● What needs to be done:
Extract every line of the material below and reproduce it faithfully.

--- BEGIN Extracted data ---

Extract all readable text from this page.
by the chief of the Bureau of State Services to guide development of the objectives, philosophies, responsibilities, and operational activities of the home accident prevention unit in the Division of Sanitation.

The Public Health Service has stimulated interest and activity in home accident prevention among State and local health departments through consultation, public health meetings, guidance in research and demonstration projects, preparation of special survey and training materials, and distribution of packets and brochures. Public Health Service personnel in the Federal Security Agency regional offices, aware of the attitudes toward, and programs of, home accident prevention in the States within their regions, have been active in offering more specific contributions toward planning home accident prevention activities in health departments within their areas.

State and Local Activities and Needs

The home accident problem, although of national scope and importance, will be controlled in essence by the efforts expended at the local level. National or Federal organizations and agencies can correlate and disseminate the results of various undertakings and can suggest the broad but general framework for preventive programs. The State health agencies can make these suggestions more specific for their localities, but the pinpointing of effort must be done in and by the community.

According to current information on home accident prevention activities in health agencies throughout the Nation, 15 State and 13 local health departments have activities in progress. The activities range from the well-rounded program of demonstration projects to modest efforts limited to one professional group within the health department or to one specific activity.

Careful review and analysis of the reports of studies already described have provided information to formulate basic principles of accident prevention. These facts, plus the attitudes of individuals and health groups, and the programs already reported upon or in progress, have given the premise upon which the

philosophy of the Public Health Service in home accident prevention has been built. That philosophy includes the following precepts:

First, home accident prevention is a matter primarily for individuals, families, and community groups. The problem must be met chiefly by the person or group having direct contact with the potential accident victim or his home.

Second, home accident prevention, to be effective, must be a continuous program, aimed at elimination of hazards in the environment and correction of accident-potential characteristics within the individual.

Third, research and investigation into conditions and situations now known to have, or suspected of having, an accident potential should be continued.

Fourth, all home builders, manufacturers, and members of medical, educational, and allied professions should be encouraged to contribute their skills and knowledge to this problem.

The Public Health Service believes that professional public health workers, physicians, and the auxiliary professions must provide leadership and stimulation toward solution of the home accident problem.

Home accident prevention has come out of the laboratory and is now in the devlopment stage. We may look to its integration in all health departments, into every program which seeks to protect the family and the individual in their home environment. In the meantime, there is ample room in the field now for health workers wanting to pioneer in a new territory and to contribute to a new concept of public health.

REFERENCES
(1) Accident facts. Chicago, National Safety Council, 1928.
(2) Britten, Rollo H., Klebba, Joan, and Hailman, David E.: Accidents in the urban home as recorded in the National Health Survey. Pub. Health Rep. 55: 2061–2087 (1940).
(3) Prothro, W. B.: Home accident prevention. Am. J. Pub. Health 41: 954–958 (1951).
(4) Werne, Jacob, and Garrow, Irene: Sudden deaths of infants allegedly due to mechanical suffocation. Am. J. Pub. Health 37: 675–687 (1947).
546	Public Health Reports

--- END Extracted data ---

● Solution to this problem:
Extract all readable text from this page.
by the chief of the Bureau of State Services to guide development of the objectives, philosophies, responsibilities, and operational activities of the home accident prevention unit in the Division of Sanitation.

The Public Health Service has stimulated interest and activity in home accident prevention among State and local health departments through consultation, public health meetings, guidance in research and demonstration projects, preparation of special survey and training materials, and distribution of packets and brochures. Public Health Service personnel in the Federal Security Agency regional offices, aware of the attitudes toward, and programs of, home accident prevention in the States within their regions, have been active in offering more specific contributions toward planning home accident prevention activities in health departments within their areas.

State and Local Activities and Needs

The home accident problem, although of national scope and importance, will be controlled in essence by the efforts expended at the local level. National or Federal organizations and agencies can correlate and disseminate the results of various undertakings and can suggest the broad but general framework for preventive programs. The State health agencies can make these suggestions more specific for their localities, but the pinpointing of effort must be done in and by the community.

According to current information on home accident prevention activities in health agencies throughout the Nation, 15 State and 13 local health departments have activities in progress. The activities range from the well-rounded program of demonstration projects to modest efforts limited to one professional group within the health department or to one specific activity.

Careful review and analysis of the reports of studies already described have provided information to formulate basic principles of accident prevention. These facts, plus the attitudes of individuals and health groups, and the programs already reported upon or in progress, have given the premise upon which the

philosophy of the Public Health Service in home accident prevention has been built. That philosophy includes the following precepts:

First, home accident prevention is a matter primarily for individuals, families, and community groups. The problem must be met chiefly by the person or group having direct contact with the potential accident victim or his home.

Second, home accident prevention, to be effective, must be a continuous program, aimed at elimination of hazards in the environment and correction of accident-potential characteristics within the individual.

Third, research and investigation into conditions and situations now known to have, or suspected of having, an accident potential should be continued.

Fourth, all home builders, manufacturers, and members of medical, educational, and allied professions should be encouraged to contribute their skills and knowledge to this problem.

The Public Health Service believes that professional public health workers, physicians, and the auxiliary professions must provide leadership and stimulation toward solution of the home accident problem.

Home accident prevention has come out of the laboratory and is now in the devlopment stage. We may look to its integration in all health departments, into every program which seeks to protect the family and the individual in their home environment. In the meantime, there is ample room in the field now for health workers wanting to pioneer in a new territory and to contribute to a new concept of public health.

REFERENCES
(1) Accident facts. Chicago, National Safety Council, 1928.
(2) Britten, Rollo H., Klebba, Joan, and Hailman, David E.: Accidents in the urban home as recorded in the National Health Survey. Pub. Health Rep. 55: 2061–2087 (1940).
(3) Prothro, W. B.: Home accident prevention. Am. J. Pub. Health 41: 954–958 (1951).
(4) Werne, Jacob, and Garrow, Irene: Sudden deaths of infants allegedly due to mechanical suffocation. Am. J. Pub. Health 37: 675–687 (1947).
546	Public Health Reports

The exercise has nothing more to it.